-------- Excerpt --------
Principals’ Interview on Security Guidelines

Lucia Negrisin, principal at Liceo Scientifico Galileo Galilei, Trieste (Italy)

One of Up2U’s goals is to create a safe and secure ICT learning environment for all the schools involved in the project. To fulfil this goal, the project developed a set of guidelines to increase ICT security awareness in teachers, students and school staff. The guidelines are released under Creative Commons licensing (CC-BY-SA) and are available in 6 different languages: English, Greek, Hungarian, Italian, Polish and Spanish. To assess the impact of the guidelines on schools, we have interviewed Lucia Negrisin, who is the school manager at Liceo Scientifico Galileo Galilei in Trieste (Italy).

Q: Do you think the guidelines could improve the awareness of ICT security into your school?

A: The guidelines could enhance the awareness of ICT security standards, though by themselves they would not be enough. Their diffusion among the students involved in Up2U, and in general among the other students of the school, was accompanied by further in-depth actions carried out by the teachers of Information Sciences and Technologies during their lessons. The implementation of the project has made the students, as well as the teachers with low digital competence, realise how vulnerable their devices were and evidenced their basic disregard for cybersecurity measures, mostly perceived by them as an obstacle or rather as a nuisance that stood between the user, the device and the internet browsing.
-------- Data shown --------
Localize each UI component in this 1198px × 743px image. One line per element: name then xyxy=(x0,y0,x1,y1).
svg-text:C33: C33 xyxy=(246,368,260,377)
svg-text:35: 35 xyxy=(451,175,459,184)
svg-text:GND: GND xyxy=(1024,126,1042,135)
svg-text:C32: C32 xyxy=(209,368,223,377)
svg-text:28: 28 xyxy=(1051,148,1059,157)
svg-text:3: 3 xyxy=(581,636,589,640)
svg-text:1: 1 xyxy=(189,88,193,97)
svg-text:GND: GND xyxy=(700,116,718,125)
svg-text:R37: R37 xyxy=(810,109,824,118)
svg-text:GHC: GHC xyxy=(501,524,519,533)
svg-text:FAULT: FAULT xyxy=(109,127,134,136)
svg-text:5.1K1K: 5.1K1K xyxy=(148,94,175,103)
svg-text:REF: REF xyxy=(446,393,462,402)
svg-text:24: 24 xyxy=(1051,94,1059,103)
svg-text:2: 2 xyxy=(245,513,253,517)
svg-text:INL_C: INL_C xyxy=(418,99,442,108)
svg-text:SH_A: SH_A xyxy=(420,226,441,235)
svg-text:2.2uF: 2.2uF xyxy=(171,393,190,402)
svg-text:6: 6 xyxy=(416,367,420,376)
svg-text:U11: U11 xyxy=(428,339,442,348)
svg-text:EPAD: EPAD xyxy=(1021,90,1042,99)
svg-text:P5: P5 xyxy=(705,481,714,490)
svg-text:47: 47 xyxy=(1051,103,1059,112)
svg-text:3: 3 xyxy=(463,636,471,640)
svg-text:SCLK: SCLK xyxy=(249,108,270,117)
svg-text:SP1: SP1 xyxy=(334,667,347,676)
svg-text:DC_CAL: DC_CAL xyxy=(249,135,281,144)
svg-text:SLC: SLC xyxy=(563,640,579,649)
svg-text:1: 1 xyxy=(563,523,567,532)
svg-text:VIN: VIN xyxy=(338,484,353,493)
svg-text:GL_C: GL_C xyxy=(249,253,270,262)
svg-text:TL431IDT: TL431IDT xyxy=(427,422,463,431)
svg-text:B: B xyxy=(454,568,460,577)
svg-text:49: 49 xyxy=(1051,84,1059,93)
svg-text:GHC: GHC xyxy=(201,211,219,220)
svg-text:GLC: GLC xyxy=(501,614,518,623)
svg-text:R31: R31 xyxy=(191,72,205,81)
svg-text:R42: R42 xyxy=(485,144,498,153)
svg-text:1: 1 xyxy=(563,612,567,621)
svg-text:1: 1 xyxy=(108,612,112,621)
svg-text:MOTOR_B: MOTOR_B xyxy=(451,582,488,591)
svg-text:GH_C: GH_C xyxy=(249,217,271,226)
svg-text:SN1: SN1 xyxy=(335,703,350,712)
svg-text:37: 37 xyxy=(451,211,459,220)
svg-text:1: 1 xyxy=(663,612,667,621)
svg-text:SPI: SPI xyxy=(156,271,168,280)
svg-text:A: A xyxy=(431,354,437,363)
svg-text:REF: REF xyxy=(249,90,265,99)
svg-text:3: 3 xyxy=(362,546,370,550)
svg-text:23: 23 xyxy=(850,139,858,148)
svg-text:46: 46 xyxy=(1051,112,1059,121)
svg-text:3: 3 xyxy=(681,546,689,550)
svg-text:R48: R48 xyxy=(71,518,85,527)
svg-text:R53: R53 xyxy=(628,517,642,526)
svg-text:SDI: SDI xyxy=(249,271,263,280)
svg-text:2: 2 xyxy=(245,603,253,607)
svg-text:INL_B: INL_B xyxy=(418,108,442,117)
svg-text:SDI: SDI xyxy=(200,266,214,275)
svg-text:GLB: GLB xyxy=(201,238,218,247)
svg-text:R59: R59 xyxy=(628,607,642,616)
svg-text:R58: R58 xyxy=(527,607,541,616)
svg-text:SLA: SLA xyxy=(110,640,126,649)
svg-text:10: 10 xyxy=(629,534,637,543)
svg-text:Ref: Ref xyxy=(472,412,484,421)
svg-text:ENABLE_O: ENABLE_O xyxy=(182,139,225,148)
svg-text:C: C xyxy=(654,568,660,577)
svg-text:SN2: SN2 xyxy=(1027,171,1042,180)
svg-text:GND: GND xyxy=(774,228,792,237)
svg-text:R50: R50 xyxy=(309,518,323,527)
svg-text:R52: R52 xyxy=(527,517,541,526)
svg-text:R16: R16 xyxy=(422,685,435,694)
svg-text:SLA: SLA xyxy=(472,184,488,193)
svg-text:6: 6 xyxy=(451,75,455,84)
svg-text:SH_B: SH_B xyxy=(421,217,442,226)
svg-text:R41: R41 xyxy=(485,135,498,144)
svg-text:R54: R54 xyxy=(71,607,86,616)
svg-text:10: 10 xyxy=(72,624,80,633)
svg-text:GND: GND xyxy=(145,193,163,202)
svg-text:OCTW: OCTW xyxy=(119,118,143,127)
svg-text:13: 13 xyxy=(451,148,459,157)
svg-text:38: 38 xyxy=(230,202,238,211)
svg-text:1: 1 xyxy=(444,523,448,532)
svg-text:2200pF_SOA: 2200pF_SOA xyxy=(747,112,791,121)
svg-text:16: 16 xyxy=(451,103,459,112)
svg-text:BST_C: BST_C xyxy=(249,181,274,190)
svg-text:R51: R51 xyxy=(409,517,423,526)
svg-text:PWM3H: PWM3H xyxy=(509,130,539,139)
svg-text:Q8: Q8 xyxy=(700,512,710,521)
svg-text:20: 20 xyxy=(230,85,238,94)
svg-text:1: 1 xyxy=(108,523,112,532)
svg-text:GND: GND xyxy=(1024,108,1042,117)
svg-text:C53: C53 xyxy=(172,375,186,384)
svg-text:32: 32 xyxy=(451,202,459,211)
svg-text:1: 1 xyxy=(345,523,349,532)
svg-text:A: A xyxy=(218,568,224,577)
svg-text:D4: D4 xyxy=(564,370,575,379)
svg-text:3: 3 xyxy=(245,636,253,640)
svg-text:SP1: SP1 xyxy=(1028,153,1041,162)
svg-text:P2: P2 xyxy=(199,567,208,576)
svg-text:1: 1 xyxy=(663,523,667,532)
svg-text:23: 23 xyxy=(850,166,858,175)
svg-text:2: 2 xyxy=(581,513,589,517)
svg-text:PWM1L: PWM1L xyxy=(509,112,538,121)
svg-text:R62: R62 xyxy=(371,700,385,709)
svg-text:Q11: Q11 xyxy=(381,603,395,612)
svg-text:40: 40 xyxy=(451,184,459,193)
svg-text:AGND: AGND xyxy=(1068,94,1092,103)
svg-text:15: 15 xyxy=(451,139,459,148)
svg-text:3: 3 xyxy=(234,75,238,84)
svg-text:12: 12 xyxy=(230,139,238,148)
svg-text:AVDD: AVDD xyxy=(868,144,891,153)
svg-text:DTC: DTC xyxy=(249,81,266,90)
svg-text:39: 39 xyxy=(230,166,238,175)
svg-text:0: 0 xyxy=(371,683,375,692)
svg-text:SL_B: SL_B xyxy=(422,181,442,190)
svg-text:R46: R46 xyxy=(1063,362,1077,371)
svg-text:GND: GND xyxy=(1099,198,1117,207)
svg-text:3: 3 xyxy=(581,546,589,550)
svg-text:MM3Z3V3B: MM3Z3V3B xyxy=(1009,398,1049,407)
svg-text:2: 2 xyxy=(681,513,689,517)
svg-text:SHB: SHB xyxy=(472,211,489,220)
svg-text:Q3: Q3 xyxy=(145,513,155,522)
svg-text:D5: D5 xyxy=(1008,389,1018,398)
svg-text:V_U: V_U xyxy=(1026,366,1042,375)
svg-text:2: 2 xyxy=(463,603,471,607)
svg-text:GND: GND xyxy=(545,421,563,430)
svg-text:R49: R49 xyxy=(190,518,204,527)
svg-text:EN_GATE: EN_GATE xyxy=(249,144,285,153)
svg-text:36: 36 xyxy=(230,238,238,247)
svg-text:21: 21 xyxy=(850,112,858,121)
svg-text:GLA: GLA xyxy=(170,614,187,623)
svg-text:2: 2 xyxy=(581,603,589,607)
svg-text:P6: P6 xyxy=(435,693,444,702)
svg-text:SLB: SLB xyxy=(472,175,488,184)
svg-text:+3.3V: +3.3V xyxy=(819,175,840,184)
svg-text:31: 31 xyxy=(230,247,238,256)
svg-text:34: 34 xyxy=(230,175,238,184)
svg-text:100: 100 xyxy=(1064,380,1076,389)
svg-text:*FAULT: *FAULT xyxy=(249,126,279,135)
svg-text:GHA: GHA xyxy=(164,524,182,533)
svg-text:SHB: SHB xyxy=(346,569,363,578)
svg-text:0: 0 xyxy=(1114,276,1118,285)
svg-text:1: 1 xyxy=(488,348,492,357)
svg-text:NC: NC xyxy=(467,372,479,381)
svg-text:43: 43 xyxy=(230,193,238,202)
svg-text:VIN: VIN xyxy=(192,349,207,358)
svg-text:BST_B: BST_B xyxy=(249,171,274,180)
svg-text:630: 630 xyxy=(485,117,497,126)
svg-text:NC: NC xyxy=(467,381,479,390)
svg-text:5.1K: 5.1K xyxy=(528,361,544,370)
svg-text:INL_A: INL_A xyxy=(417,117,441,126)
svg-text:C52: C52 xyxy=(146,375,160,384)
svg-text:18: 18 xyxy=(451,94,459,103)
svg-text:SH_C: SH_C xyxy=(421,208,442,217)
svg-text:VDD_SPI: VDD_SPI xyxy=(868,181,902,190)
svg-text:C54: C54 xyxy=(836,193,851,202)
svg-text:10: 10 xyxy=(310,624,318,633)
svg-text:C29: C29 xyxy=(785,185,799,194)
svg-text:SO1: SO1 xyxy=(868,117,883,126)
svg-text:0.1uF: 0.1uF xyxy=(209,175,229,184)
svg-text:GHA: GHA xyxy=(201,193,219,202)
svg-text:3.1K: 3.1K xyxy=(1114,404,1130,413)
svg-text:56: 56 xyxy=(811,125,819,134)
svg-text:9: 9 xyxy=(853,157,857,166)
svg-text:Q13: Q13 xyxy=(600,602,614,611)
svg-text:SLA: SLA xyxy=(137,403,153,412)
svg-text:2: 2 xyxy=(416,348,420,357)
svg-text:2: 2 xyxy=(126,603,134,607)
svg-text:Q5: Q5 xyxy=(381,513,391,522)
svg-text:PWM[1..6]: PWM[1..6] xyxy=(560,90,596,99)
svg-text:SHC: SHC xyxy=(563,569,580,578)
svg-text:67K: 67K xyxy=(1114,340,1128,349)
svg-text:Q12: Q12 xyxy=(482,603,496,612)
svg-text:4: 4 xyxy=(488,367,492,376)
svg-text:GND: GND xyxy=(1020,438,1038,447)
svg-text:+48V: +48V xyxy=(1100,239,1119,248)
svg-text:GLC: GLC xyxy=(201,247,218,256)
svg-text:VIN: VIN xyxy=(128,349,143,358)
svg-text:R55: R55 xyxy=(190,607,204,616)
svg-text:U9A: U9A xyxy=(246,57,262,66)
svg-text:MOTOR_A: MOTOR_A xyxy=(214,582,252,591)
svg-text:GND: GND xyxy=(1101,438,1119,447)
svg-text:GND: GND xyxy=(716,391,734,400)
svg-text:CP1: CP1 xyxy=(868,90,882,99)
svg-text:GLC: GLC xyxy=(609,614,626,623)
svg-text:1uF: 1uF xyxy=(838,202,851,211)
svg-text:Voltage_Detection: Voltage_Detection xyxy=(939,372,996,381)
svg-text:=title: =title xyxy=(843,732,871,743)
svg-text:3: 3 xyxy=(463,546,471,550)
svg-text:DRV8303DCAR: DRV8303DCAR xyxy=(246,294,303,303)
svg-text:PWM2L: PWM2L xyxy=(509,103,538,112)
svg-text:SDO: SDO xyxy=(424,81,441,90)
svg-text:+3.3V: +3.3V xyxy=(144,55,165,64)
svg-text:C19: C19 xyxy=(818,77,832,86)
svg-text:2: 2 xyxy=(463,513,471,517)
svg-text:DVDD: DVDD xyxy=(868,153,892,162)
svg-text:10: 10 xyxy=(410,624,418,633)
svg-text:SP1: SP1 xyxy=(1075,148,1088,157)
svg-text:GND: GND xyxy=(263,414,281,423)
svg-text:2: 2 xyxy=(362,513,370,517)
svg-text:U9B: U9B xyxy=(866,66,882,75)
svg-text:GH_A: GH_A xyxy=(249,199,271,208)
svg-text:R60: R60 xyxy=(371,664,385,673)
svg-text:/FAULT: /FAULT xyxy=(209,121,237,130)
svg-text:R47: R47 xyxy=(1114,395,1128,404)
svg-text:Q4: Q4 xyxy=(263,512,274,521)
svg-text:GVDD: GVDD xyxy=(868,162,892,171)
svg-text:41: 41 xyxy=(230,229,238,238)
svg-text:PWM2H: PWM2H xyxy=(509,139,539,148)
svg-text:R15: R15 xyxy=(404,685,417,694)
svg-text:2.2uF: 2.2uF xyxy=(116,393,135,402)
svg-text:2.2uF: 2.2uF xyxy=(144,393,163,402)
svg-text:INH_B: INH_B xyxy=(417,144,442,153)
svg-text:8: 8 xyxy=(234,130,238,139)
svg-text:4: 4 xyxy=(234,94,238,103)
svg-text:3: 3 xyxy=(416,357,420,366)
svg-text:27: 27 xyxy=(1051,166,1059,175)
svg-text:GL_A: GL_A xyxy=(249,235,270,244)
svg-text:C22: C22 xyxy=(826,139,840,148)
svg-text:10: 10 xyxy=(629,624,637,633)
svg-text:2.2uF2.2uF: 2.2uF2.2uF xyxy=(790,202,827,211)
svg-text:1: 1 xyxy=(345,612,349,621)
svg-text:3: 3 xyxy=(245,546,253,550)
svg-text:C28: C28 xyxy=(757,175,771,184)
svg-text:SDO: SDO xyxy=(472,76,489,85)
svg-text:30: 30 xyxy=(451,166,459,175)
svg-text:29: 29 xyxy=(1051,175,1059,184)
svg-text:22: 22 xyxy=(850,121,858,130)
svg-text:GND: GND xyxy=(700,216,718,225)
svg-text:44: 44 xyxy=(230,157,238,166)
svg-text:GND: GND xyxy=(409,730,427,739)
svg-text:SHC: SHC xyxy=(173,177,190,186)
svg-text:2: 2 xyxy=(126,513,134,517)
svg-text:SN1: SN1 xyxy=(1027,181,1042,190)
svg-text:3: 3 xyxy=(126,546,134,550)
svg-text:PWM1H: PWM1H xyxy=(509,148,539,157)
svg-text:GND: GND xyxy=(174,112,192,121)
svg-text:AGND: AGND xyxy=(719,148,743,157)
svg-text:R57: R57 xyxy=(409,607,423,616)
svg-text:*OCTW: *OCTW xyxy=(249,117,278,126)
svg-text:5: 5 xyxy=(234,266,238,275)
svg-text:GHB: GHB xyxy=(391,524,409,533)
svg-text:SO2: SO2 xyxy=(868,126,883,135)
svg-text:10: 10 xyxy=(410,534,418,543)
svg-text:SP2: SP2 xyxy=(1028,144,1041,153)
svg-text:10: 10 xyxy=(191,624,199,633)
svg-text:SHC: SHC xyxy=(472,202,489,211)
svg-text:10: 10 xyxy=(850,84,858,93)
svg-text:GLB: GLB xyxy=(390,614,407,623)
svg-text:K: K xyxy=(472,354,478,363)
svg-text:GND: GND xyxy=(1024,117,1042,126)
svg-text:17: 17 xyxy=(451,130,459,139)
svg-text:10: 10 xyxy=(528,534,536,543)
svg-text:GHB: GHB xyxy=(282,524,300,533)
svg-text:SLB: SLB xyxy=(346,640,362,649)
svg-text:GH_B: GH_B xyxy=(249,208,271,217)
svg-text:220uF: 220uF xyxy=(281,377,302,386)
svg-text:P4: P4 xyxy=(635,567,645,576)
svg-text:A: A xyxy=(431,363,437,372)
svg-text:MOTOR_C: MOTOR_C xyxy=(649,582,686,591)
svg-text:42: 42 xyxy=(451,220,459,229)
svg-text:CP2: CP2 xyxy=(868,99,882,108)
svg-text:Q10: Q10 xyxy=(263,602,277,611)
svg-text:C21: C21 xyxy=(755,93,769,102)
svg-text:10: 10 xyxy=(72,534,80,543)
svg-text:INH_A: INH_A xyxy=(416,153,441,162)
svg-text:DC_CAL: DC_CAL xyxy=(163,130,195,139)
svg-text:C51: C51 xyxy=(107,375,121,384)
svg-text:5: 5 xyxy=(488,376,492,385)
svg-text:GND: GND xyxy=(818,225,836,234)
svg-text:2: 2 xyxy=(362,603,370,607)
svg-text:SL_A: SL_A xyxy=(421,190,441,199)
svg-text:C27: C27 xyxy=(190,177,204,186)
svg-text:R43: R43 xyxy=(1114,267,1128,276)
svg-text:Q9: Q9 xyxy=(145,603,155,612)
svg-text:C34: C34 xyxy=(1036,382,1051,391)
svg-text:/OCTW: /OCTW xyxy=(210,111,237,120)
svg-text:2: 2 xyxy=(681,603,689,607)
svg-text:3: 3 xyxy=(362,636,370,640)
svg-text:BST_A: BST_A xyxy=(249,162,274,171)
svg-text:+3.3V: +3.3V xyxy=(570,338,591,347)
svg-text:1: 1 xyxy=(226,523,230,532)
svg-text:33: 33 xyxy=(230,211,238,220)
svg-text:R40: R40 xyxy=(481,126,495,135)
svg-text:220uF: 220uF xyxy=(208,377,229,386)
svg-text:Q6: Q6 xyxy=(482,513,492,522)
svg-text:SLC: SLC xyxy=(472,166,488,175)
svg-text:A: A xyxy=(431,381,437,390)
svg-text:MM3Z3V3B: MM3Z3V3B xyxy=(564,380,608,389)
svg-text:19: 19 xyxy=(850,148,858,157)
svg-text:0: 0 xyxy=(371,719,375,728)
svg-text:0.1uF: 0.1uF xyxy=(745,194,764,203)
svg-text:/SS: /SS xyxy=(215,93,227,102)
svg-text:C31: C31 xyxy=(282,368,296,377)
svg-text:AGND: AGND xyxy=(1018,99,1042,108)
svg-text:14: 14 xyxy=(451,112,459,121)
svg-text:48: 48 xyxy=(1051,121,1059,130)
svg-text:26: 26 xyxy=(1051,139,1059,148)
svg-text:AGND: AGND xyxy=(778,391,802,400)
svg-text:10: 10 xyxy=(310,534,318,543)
--------
* Required actions
1. According to the interview on security guidelines, in how many languages are the guidelines available?
2. Rewrite the interview on security guidelines between "One of Up2U’s" and "in Trieste (Italy).", inclusive, substituting "recommendations" for "guidelines".
3. Resume the interview on security guidelines from the point where it stops.

* Answers for the exercise
1. Six: English, Greek, Hungarian, Italian, Polish and Spanish.

2.
One of Up2U’s goals is to create a safe and secure ICT learning environment for all the schools involved in the project. To fulfil this goal, the project developed a set of recommendations to increase ICT security awareness in teachers, students and school staff. The recommendations are released under Creative Commons licensing (CC-BY-SA) and are available in 6 different languages: English, Greek, Hungarian, Italian, Polish and Spanish. To assess the impact of the recommendations on schools, we have interviewed Lucia Negrisin, who is the school manager at Liceo Scientifico Galileo Galilei in Trieste (Italy).

3.
Q: How do you think the “Cybersecurity tips for students” could be useful for your pupils?

A: The clarity and the effectiveness through which the Cybersecurity tips for students were presented have driven me to spread them widely across the school. They represent a basic document which lays foundations for a deeper analysis of the general problem, especially in respect of the consequences that negligence, cyber naivety and the untidy governance of personal data on the web may generate and actually produce.

Q: How do you think the guidelines could be useful to improve the security policy for your school?

A: They also represented a useful self-assessment tool for myself.  They have allowed me to evaluate the effectiveness of the policy adopted in these years. The increasingly massive use of the network infrastructure and of the online resources for both teaching and administrative purposes calls on the school head to supervise the security of the entire system and to enforce rules that define access and usage policy for the whole infrastructure. Although initially considered restrictive, they are now shown to be convenient even for users (students/teachers/administrative staff/ guests). As a matter of fact, measures such as asking for a fairly frequent change of passwords, imposing specific requirements in the length and the type of characters used, profiling users both on the machines and for the access to the network or defining the procedure for using resources or accessing programs, were all initially perceived as excessive restrictions, while the established policy was considered an unjustified exaggeration. Now, after five years, the majority of the school community has become accustomed to those measures; it operates with increased attention towards the levels of cybersecurity and it has grown increasingly respectful of those basic rules.